• Stored data:
★ ★ ★

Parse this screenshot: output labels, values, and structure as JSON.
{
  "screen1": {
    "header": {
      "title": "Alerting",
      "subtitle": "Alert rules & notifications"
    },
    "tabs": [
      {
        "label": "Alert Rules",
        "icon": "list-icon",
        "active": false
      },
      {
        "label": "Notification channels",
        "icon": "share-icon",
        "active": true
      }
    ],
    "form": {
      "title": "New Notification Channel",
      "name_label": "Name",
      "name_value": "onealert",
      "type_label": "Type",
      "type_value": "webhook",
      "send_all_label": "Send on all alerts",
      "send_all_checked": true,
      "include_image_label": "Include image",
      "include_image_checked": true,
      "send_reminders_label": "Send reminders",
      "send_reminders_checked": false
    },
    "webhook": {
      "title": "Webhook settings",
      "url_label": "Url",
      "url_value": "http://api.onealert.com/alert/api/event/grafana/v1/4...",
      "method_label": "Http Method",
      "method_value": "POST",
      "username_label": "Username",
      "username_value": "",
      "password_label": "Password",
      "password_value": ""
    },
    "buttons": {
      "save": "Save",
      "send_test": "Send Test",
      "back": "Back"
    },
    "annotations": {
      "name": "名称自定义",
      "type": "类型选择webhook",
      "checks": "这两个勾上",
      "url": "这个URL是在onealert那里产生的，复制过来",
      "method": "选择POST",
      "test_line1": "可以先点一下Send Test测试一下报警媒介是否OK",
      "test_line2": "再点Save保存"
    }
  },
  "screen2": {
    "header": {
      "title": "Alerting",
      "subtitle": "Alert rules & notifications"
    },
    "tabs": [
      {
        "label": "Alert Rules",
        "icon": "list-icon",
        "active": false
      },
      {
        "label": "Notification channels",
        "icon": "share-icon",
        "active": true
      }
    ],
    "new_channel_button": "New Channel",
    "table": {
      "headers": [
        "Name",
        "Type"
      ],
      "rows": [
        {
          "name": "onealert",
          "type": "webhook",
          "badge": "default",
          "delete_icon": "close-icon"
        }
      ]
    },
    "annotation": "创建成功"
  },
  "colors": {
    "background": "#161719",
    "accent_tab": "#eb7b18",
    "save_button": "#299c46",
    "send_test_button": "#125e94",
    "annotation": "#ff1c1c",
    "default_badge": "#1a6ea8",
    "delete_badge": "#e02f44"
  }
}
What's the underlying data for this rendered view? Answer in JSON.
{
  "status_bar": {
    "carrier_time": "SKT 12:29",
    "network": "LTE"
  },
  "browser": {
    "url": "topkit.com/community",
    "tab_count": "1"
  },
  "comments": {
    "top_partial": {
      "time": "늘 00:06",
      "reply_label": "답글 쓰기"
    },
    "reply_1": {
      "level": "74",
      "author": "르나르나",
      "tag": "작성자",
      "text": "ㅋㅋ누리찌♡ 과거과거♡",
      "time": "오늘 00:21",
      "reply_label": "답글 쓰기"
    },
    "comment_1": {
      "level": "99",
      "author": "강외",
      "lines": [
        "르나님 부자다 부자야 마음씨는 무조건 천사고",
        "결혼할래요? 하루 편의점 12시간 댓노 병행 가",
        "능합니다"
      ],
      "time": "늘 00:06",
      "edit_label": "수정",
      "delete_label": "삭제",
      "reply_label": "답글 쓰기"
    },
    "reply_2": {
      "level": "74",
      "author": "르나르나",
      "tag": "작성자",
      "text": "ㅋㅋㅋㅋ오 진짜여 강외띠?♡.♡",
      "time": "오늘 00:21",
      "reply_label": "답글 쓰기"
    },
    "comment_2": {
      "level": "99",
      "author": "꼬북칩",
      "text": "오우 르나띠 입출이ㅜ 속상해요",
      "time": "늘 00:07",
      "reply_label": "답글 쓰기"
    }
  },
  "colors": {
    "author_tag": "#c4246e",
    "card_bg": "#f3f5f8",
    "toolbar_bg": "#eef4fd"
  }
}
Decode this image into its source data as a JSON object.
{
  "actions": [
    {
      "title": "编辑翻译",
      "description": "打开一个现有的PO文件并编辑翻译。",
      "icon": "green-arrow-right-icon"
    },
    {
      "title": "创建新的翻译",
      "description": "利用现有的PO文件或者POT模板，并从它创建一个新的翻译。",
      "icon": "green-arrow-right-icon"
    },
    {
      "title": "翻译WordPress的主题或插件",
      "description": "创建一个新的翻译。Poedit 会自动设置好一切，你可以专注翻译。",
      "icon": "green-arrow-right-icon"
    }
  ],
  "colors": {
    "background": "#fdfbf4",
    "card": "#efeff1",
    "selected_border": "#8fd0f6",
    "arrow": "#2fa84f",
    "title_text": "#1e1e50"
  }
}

★ ★ ★

Reproduce the final stretch of the data above: every line from the one holding "Decode this image" through the end, inclusive, exactly as written and nothing else.

• Result:
Decode this image into its source data as a JSON object.
{
  "actions": [
    {
      "title": "编辑翻译",
      "description": "打开一个现有的PO文件并编辑翻译。",
      "icon": "green-arrow-right-icon"
    },
    {
      "title": "创建新的翻译",
      "description": "利用现有的PO文件或者POT模板，并从它创建一个新的翻译。",
      "icon": "green-arrow-right-icon"
    },
    {
      "title": "翻译WordPress的主题或插件",
      "description": "创建一个新的翻译。Poedit 会自动设置好一切，你可以专注翻译。",
      "icon": "green-arrow-right-icon"
    }
  ],
  "colors": {
    "background": "#fdfbf4",
    "card": "#efeff1",
    "selected_border": "#8fd0f6",
    "arrow": "#2fa84f",
    "title_text": "#1e1e50"
  }
}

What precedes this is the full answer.